start

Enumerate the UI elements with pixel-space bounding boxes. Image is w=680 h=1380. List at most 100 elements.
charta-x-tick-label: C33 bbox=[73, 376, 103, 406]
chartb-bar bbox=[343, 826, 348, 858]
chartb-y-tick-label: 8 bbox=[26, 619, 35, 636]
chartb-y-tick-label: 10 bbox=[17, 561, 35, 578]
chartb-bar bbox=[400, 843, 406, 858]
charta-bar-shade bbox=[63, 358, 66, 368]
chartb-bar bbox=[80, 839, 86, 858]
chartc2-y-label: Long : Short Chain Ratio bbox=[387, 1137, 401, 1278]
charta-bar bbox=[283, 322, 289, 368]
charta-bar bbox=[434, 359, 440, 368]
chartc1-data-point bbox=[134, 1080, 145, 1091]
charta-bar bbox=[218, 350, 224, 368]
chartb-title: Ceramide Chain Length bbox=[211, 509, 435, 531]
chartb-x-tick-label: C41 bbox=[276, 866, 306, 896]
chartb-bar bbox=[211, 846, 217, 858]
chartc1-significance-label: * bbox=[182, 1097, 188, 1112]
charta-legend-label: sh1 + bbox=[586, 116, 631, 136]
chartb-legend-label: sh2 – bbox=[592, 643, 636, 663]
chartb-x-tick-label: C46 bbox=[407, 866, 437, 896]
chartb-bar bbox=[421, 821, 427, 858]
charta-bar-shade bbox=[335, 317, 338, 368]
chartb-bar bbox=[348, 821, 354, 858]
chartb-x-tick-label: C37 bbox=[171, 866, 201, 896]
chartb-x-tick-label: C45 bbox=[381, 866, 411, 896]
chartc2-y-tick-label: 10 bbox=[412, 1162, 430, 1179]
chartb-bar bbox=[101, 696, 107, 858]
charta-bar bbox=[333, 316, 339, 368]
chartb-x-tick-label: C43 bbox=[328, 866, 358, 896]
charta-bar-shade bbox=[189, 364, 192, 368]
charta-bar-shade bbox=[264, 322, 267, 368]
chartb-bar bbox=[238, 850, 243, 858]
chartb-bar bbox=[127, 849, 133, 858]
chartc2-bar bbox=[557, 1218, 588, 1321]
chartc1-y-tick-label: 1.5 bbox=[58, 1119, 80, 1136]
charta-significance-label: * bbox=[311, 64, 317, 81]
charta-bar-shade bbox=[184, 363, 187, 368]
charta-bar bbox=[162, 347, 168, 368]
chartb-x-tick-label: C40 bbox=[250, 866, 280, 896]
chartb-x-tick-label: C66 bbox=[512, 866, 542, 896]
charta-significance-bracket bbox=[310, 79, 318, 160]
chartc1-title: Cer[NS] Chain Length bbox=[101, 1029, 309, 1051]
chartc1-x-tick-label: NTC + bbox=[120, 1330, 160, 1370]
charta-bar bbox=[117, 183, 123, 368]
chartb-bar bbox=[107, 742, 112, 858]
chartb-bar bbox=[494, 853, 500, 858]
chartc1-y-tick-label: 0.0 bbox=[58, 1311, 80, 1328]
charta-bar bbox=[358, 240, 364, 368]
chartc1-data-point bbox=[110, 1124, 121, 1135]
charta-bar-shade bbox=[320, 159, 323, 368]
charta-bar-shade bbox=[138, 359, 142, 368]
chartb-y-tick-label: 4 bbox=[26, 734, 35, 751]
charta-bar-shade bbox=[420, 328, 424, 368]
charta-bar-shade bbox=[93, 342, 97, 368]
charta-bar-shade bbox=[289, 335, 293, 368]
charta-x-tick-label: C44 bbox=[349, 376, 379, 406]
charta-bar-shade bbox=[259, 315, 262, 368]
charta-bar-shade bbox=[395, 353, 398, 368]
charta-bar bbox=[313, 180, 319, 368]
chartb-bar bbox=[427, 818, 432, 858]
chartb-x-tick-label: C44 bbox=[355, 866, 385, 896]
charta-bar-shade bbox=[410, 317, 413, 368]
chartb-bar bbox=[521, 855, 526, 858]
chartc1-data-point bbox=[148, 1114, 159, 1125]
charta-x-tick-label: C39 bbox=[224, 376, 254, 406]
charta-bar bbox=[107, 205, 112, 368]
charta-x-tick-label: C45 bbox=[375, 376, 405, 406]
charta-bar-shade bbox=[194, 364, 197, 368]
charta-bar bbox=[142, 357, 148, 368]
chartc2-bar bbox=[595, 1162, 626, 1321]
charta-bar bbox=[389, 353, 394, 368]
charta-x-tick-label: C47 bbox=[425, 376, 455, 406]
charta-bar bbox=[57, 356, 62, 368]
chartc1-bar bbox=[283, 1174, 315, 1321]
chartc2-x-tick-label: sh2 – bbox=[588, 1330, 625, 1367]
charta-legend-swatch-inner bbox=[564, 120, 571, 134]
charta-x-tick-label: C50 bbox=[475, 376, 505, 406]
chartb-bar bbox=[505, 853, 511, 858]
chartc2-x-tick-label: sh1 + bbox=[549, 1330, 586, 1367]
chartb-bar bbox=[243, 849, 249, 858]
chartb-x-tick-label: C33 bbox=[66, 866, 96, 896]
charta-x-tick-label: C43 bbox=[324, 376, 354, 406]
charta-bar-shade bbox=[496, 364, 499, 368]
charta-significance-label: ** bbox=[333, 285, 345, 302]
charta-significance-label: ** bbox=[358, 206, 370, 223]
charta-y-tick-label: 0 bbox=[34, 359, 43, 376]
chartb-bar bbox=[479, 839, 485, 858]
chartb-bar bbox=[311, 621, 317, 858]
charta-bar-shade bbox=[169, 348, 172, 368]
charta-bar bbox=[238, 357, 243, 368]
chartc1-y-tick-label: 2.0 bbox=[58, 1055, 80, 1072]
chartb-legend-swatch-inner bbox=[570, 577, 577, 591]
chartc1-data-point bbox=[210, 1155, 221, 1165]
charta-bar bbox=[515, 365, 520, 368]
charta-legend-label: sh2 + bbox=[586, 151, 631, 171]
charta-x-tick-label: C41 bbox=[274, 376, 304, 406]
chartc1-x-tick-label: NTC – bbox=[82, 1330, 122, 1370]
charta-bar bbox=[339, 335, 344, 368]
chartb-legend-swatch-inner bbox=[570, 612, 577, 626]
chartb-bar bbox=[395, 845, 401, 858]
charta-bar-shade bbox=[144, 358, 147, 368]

end
start

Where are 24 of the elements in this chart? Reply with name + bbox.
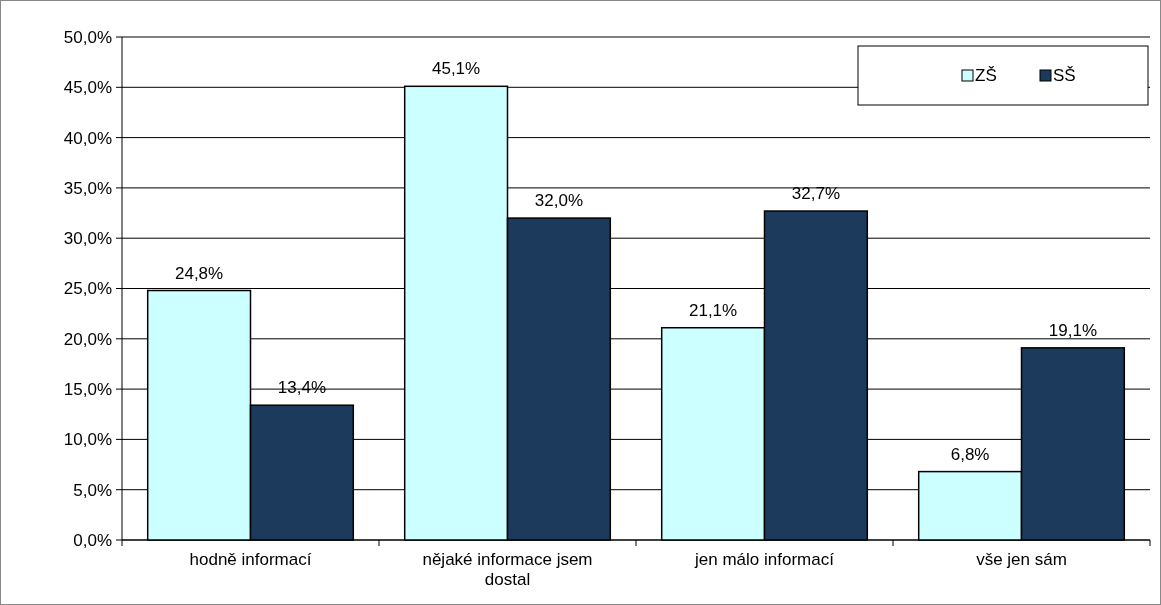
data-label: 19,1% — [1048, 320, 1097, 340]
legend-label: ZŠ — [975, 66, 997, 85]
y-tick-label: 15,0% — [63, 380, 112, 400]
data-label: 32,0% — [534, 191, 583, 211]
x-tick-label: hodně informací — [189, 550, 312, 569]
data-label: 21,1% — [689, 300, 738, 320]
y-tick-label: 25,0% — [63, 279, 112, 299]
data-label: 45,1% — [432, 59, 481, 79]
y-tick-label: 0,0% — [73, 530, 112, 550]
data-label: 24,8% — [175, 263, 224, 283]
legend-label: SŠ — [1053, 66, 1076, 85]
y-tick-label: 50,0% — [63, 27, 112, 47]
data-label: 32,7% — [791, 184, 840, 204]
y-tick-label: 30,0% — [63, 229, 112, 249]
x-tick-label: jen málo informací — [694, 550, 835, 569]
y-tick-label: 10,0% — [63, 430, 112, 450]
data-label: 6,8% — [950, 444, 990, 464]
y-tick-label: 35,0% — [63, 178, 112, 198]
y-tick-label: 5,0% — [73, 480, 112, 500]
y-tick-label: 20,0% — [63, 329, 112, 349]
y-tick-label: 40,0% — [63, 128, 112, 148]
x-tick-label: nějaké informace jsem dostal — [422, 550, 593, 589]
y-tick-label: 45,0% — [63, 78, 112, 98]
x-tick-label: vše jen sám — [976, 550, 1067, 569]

end
start

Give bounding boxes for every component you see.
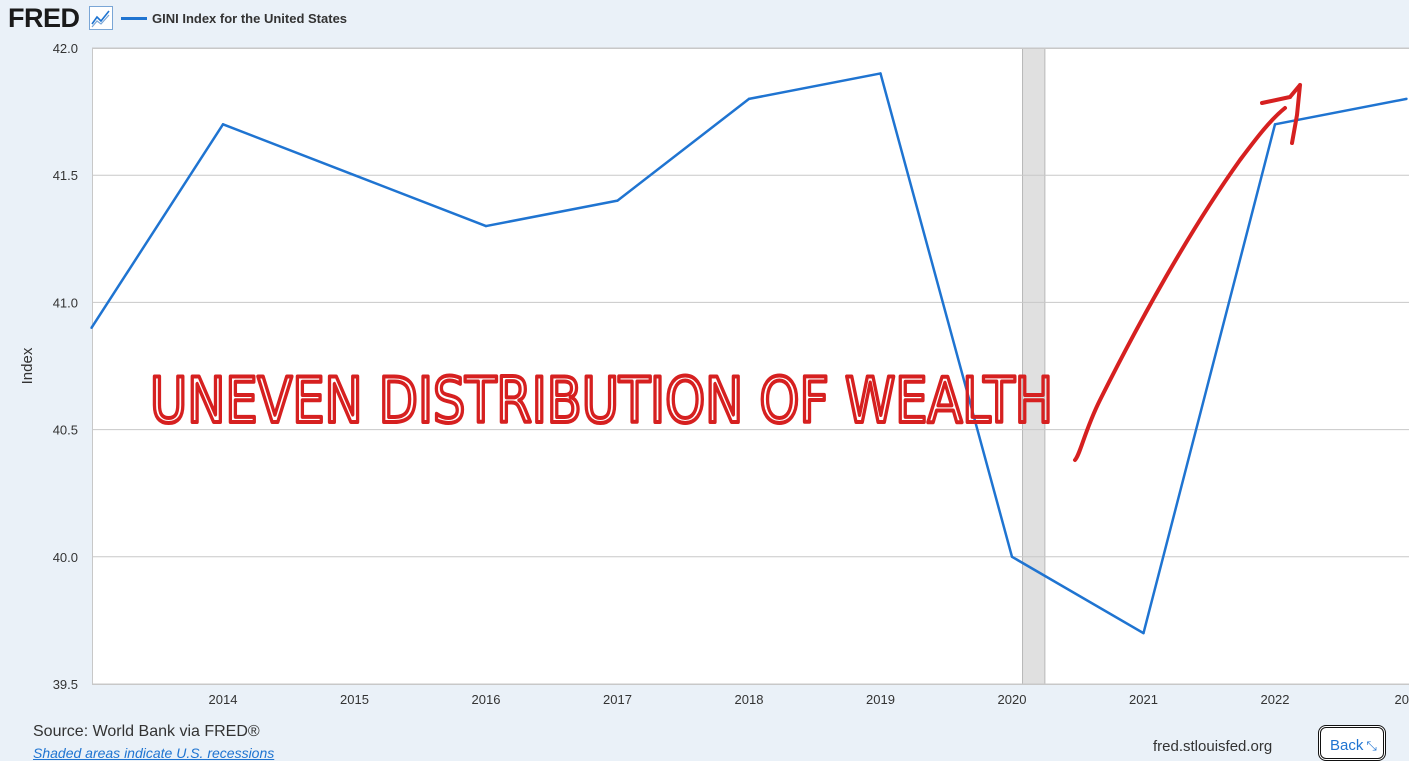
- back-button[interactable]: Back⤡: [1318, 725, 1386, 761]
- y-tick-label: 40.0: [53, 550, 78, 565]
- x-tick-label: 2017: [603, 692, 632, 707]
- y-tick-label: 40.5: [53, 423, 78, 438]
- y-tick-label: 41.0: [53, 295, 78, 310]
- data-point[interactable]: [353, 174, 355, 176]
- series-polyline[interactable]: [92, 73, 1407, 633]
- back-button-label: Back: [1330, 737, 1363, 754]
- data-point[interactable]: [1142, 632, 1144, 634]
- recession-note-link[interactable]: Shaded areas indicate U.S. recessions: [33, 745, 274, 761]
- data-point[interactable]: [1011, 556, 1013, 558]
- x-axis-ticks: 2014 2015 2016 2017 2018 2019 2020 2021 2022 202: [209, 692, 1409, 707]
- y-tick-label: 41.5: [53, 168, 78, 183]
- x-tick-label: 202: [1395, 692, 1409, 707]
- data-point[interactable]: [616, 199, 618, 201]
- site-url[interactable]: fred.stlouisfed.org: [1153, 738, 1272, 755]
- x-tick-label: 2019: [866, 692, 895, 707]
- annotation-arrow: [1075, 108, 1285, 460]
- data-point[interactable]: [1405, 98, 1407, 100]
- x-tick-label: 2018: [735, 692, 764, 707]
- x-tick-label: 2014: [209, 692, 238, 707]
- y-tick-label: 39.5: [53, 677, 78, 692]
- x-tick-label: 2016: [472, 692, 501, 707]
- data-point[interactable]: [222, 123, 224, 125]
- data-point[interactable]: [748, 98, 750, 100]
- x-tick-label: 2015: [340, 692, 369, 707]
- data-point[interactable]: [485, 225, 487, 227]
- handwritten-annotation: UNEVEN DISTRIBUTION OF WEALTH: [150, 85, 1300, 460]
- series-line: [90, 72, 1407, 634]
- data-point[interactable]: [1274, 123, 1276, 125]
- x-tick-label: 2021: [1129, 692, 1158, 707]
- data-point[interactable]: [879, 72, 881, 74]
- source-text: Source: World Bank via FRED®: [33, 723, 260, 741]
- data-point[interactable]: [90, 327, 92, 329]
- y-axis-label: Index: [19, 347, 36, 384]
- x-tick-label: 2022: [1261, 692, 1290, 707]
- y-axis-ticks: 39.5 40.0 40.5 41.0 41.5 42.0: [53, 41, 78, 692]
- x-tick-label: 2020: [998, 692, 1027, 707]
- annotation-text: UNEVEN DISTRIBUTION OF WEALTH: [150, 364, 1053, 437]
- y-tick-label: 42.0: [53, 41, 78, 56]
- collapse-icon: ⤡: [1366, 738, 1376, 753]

end

* **PROBLEM DETAILS**
Copy out, unchanged, the rows starting with the line that contains "Enumerate the UI" and going on through the line that contains "chartb-y-tick-label: 8 bbox=[26, 619, 35, 636]".

* **FULL SOLUTION**
Enumerate the UI elements with pixel-space bounding boxes. Image is w=680 h=1380. List at most 100 elements.
charta-x-tick-label: C33 bbox=[73, 376, 103, 406]
chartb-bar bbox=[343, 826, 348, 858]
chartb-y-tick-label: 8 bbox=[26, 619, 35, 636]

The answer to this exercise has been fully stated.